Exercise brief
Report each line of the data that includes the word "adaptation".

(Part of a data file)
* Start *

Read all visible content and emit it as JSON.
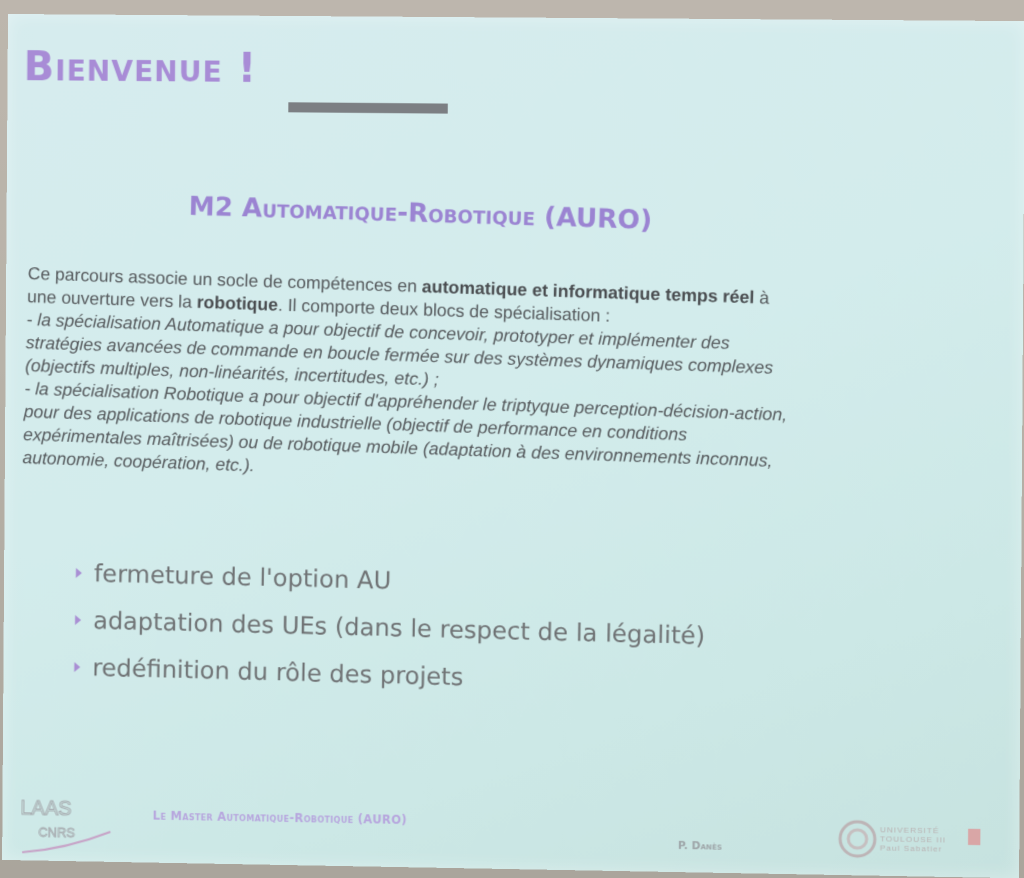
{
  "title": "Bienvenue !",
  "subtitle": "M2 Automatique-Robotique (AURO)",
  "paragraph": {
    "l1a": "Ce parcours associe un socle de compétences en ",
    "l1b": "automatique et informatique temps réel",
    "l1c": " à",
    "l2a": "une ouverture vers la ",
    "l2b": "robotique",
    "l2c": ". Il comporte deux blocs de spécialisation :",
    "l3": "- la spécialisation Automatique a pour objectif de concevoir, prototyper et implémenter des",
    "l4": "stratégies avancées de commande en boucle fermée sur des systèmes dynamiques complexes",
    "l5": "(objectifs multiples, non-linéarités, incertitudes, etc.) ;",
    "l6": "- la spécialisation Robotique a pour objectif d'appréhender le triptyque perception-décision-action,",
    "l7": "pour des applications de robotique industrielle (objectif de performance en conditions",
    "l8": "expérimentales maîtrisées) ou de robotique mobile (adaptation à des environnements inconnus,",
    "l9": "autonomie, coopération, etc.)."
  },
  "bullets": [
    "fermeture de l'option AU",
    "adaptation des UEs (dans le respect de la légalité)",
    "redéfinition du rôle des projets"
  ],
  "footer": {
    "logo_line1": "LAAS",
    "logo_line2": "CNRS",
    "title": "Le Master Automatique-Robotique (AURO)",
    "author": "P. Danès",
    "univ_line1": "UNIVERSITÉ",
    "univ_line2": "TOULOUSE III",
    "univ_line3": "Paul Sabatier"
  },
  "colors": {
    "accent": "#a88cd6",
    "text": "#55595c",
    "background": "#d3ecec"
  }
}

* End *

Result below
    "l8": "expérimentales maîtrisées) ou de robotique mobile (adaptation à des environnements inconnus,",
    "adaptation des UEs (dans le respect de la légalité)",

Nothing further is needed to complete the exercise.